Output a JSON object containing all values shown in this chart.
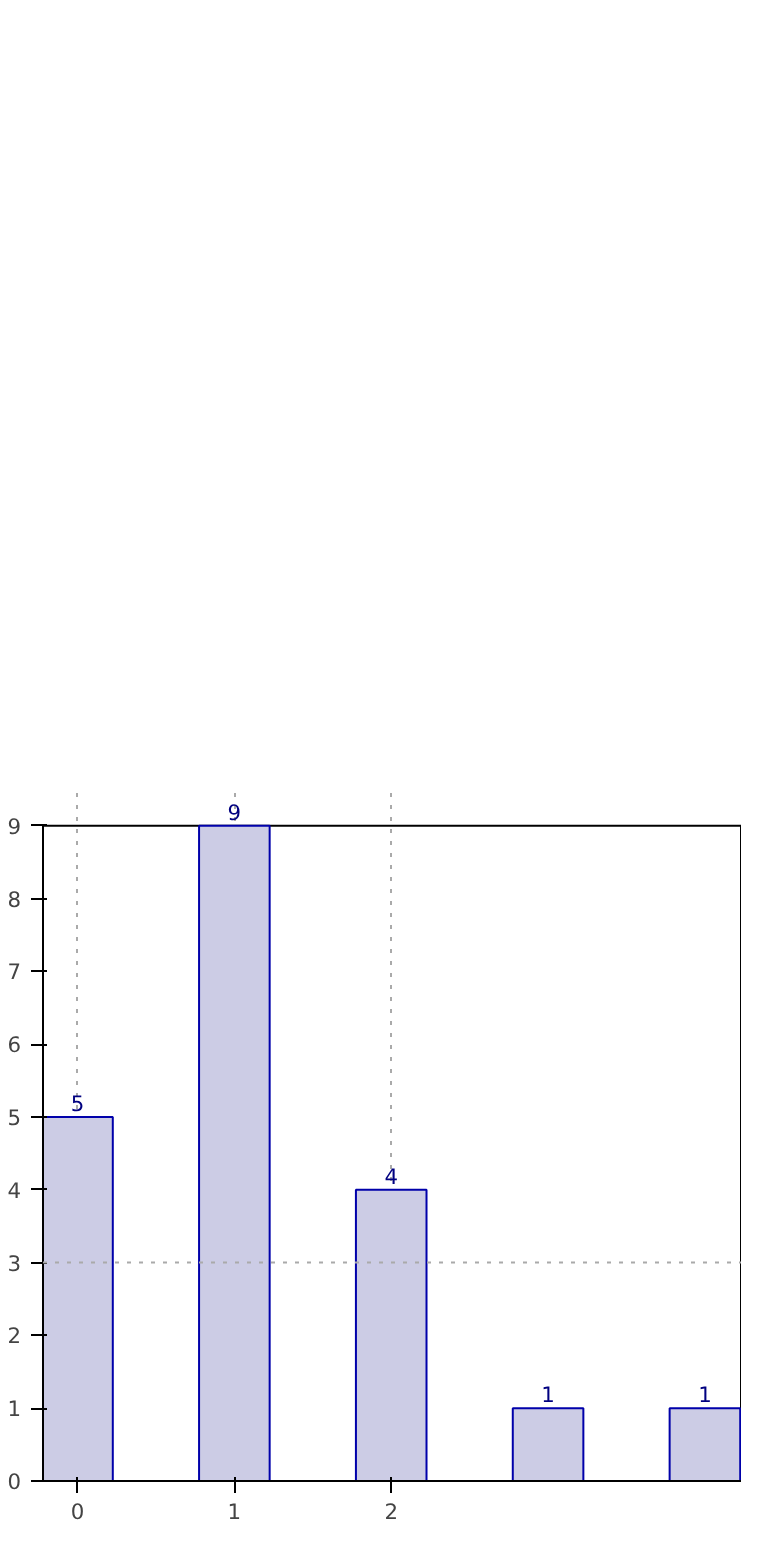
{
  "chart_data": {
    "type": "bar",
    "x": [
      0,
      1,
      2,
      3,
      4
    ],
    "values": [
      5,
      9,
      4,
      1,
      1
    ],
    "color": "#ccccE5",
    "xlim": [
      -0.22,
      4.23
    ],
    "xticks": [
      0,
      1,
      2
    ],
    "ylim": [
      0,
      9
    ],
    "yticks": [
      0,
      1,
      2,
      3,
      4,
      5,
      6,
      7,
      8,
      9
    ],
    "grid": "x",
    "data_labels": true,
    "ref_lines": [
      {
        "axis": "y",
        "value": 3,
        "line_style": "dotted"
      }
    ]
  }
}
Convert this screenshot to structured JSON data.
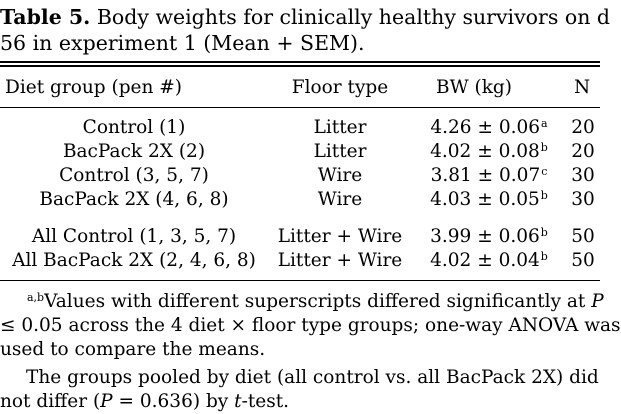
{
  "caption": {
    "label": "Table 5.",
    "line1": "Body weights for clinically healthy survivors on d",
    "line2": "56 in experiment 1 (Mean + SEM)."
  },
  "columns": [
    "Diet group (pen #)",
    "Floor type",
    "BW (kg)",
    "N"
  ],
  "rows": [
    {
      "group": "Control (1)",
      "floor": "Litter",
      "bw": "4.26 ± 0.06",
      "sup": "a",
      "n": "20"
    },
    {
      "group": "BacPack 2X (2)",
      "floor": "Litter",
      "bw": "4.02 ± 0.08",
      "sup": "b",
      "n": "20"
    },
    {
      "group": "Control (3, 5, 7)",
      "floor": "Wire",
      "bw": "3.81 ± 0.07",
      "sup": "c",
      "n": "30"
    },
    {
      "group": "BacPack 2X (4, 6, 8)",
      "floor": "Wire",
      "bw": "4.03 ± 0.05",
      "sup": "b",
      "n": "30"
    },
    {
      "group": "All Control (1, 3, 5, 7)",
      "floor": "Litter + Wire",
      "bw": "3.99 ± 0.06",
      "sup": "b",
      "n": "50"
    },
    {
      "group": "All BacPack 2X (2, 4, 6, 8)",
      "floor": "Litter + Wire",
      "bw": "4.02 ± 0.04",
      "sup": "b",
      "n": "50"
    }
  ],
  "footnotes": {
    "note1_sup": "a,b",
    "note1_line1": "Values with different superscripts differed significantly at ",
    "note1_p": "P",
    "note1_line2": "≤ 0.05 across the 4 diet × floor type groups; one-way ANOVA was",
    "note1_line3": "used to compare the means.",
    "note2_line1": "The groups pooled by diet (all control vs. all BacPack 2X) did",
    "note2_line2_pre": "not differ (",
    "note2_p": "P",
    "note2_line2_mid": " = 0.636) by ",
    "note2_t": "t",
    "note2_line2_post": "-test."
  }
}
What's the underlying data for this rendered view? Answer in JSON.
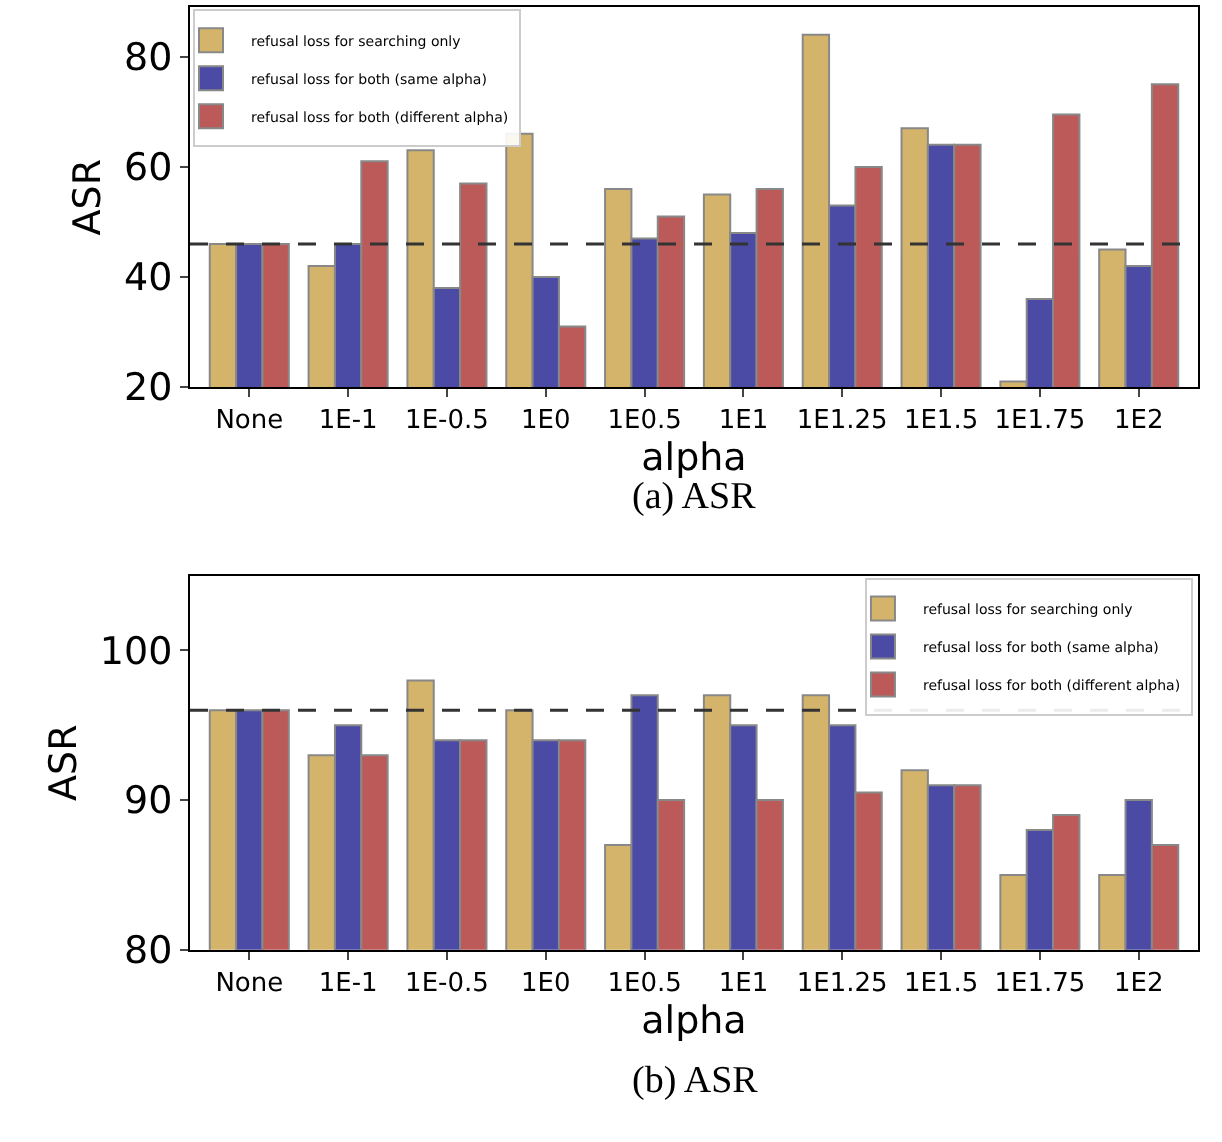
{
  "chart_data": [
    {
      "type": "bar",
      "xlabel": "alpha",
      "ylabel": "ASR",
      "categories": [
        "None",
        "1E-1",
        "1E-0.5",
        "1E0",
        "1E0.5",
        "1E1",
        "1E1.25",
        "1E1.5",
        "1E1.75",
        "1E2"
      ],
      "series": [
        {
          "name": "refusal loss for searching only",
          "color": "#d4b46a",
          "values": [
            46,
            42,
            63,
            66,
            56,
            55,
            84,
            67,
            21,
            45
          ]
        },
        {
          "name": "refusal loss for both (same alpha)",
          "color": "#4b4ba6",
          "values": [
            46,
            46,
            38,
            40,
            47,
            48,
            53,
            64,
            36,
            42
          ]
        },
        {
          "name": "refusal loss for both (different alpha)",
          "color": "#bc5a5a",
          "values": [
            46,
            61,
            57,
            31,
            51,
            56,
            60,
            64,
            69.5,
            75
          ]
        }
      ],
      "ylim": [
        20,
        89
      ],
      "yticks": [
        20,
        40,
        60,
        80
      ],
      "ref_lines": [
        {
          "axis": "y",
          "value": 46,
          "line_style": "dashed",
          "color": "#333333"
        }
      ],
      "legend": "top left",
      "annotations": [
        "(a) ASR"
      ]
    },
    {
      "type": "bar",
      "xlabel": "alpha",
      "ylabel": "ASR",
      "categories": [
        "None",
        "1E-1",
        "1E-0.5",
        "1E0",
        "1E0.5",
        "1E1",
        "1E1.25",
        "1E1.5",
        "1E1.75",
        "1E2"
      ],
      "series": [
        {
          "name": "refusal loss for searching only",
          "color": "#d4b46a",
          "values": [
            96,
            93,
            98,
            96,
            87,
            97,
            97,
            92,
            85,
            85
          ]
        },
        {
          "name": "refusal loss for both (same alpha)",
          "color": "#4b4ba6",
          "values": [
            96,
            95,
            94,
            94,
            97,
            95,
            95,
            91,
            88,
            90
          ]
        },
        {
          "name": "refusal loss for both (different alpha)",
          "color": "#bc5a5a",
          "values": [
            96,
            93,
            94,
            94,
            90,
            90,
            90.5,
            91,
            89,
            87
          ]
        }
      ],
      "ylim": [
        80,
        105
      ],
      "yticks": [
        80,
        90,
        100
      ],
      "ref_lines": [
        {
          "axis": "y",
          "value": 96,
          "line_style": "dashed",
          "color": "#333333"
        }
      ],
      "legend": "top right",
      "annotations": [
        "(b) ASR"
      ]
    }
  ]
}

## [PROBLEM TO WORK ON]
Reproduce the listing exactly. Leave its pictures out.

## [WRITTEN SOLUTION]
Output a JSON object containing all values shown in this chart.
{
  "chart_data": {
    "type": "bar",
    "x": [
      0,
      1,
      2,
      3,
      4
    ],
    "values": [
      5,
      9,
      4,
      1,
      1
    ],
    "color": "#ccccE5",
    "xlim": [
      -0.22,
      4.23
    ],
    "xticks": [
      0,
      1,
      2
    ],
    "ylim": [
      0,
      9
    ],
    "yticks": [
      0,
      1,
      2,
      3,
      4,
      5,
      6,
      7,
      8,
      9
    ],
    "grid": "x",
    "data_labels": true,
    "ref_lines": [
      {
        "axis": "y",
        "value": 3,
        "line_style": "dotted"
      }
    ]
  }
}
Convert this screenshot to structured JSON data.
{
  "caption": {
    "label": "Table 5.",
    "line1": "Body weights for clinically healthy survivors on d",
    "line2": "56 in experiment 1 (Mean + SEM)."
  },
  "columns": [
    "Diet group (pen #)",
    "Floor type",
    "BW (kg)",
    "N"
  ],
  "rows": [
    {
      "group": "Control (1)",
      "floor": "Litter",
      "bw": "4.26 ± 0.06",
      "sup": "a",
      "n": "20"
    },
    {
      "group": "BacPack 2X (2)",
      "floor": "Litter",
      "bw": "4.02 ± 0.08",
      "sup": "b",
      "n": "20"
    },
    {
      "group": "Control (3, 5, 7)",
      "floor": "Wire",
      "bw": "3.81 ± 0.07",
      "sup": "c",
      "n": "30"
    },
    {
      "group": "BacPack 2X (4, 6, 8)",
      "floor": "Wire",
      "bw": "4.03 ± 0.05",
      "sup": "b",
      "n": "30"
    },
    {
      "group": "All Control (1, 3, 5, 7)",
      "floor": "Litter + Wire",
      "bw": "3.99 ± 0.06",
      "sup": "b",
      "n": "50"
    },
    {
      "group": "All BacPack 2X (2, 4, 6, 8)",
      "floor": "Litter + Wire",
      "bw": "4.02 ± 0.04",
      "sup": "b",
      "n": "50"
    }
  ],
  "footnotes": {
    "note1_sup": "a,b",
    "note1_line1": "Values with different superscripts differed significantly at ",
    "note1_p": "P",
    "note1_line2": "≤ 0.05 across the 4 diet × floor type groups; one-way ANOVA was",
    "note1_line3": "used to compare the means.",
    "note2_line1": "The groups pooled by diet (all control vs. all BacPack 2X) did",
    "note2_line2_pre": "not differ (",
    "note2_p": "P",
    "note2_line2_mid": " = 0.636) by ",
    "note2_t": "t",
    "note2_line2_post": "-test."
  }
}
What's the underlying data for this rendered view? Answer in JSON.
{
  "chart_data": [
    {
      "type": "bar",
      "xlabel": "alpha",
      "ylabel": "ASR",
      "categories": [
        "None",
        "1E-1",
        "1E-0.5",
        "1E0",
        "1E0.5",
        "1E1",
        "1E1.25",
        "1E1.5",
        "1E1.75",
        "1E2"
      ],
      "series": [
        {
          "name": "refusal loss for searching only",
          "color": "#d4b46a",
          "values": [
            46,
            42,
            63,
            66,
            56,
            55,
            84,
            67,
            21,
            45
          ]
        },
        {
          "name": "refusal loss for both (same alpha)",
          "color": "#4b4ba6",
          "values": [
            46,
            46,
            38,
            40,
            47,
            48,
            53,
            64,
            36,
            42
          ]
        },
        {
          "name": "refusal loss for both (different alpha)",
          "color": "#bc5a5a",
          "values": [
            46,
            61,
            57,
            31,
            51,
            56,
            60,
            64,
            69.5,
            75
          ]
        }
      ],
      "ylim": [
        20,
        89
      ],
      "yticks": [
        20,
        40,
        60,
        80
      ],
      "ref_lines": [
        {
          "axis": "y",
          "value": 46,
          "line_style": "dashed",
          "color": "#333333"
        }
      ],
      "legend": "top left",
      "annotations": [
        "(a) ASR"
      ]
    },
    {
      "type": "bar",
      "xlabel": "alpha",
      "ylabel": "ASR",
      "categories": [
        "None",
        "1E-1",
        "1E-0.5",
        "1E0",
        "1E0.5",
        "1E1",
        "1E1.25",
        "1E1.5",
        "1E1.75",
        "1E2"
      ],
      "series": [
        {
          "name": "refusal loss for searching only",
          "color": "#d4b46a",
          "values": [
            96,
            93,
            98,
            96,
            87,
            97,
            97,
            92,
            85,
            85
          ]
        },
        {
          "name": "refusal loss for both (same alpha)",
          "color": "#4b4ba6",
          "values": [
            96,
            95,
            94,
            94,
            97,
            95,
            95,
            91,
            88,
            90
          ]
        },
        {
          "name": "refusal loss for both (different alpha)",
          "color": "#bc5a5a",
          "values": [
            96,
            93,
            94,
            94,
            90,
            90,
            90.5,
            91,
            89,
            87
          ]
        }
      ],
      "ylim": [
        80,
        105
      ],
      "yticks": [
        80,
        90,
        100
      ],
      "ref_lines": [
        {
          "axis": "y",
          "value": 96,
          "line_style": "dashed",
          "color": "#333333"
        }
      ],
      "legend": "top right",
      "annotations": [
        "(b) ASR"
      ]
    }
  ]
}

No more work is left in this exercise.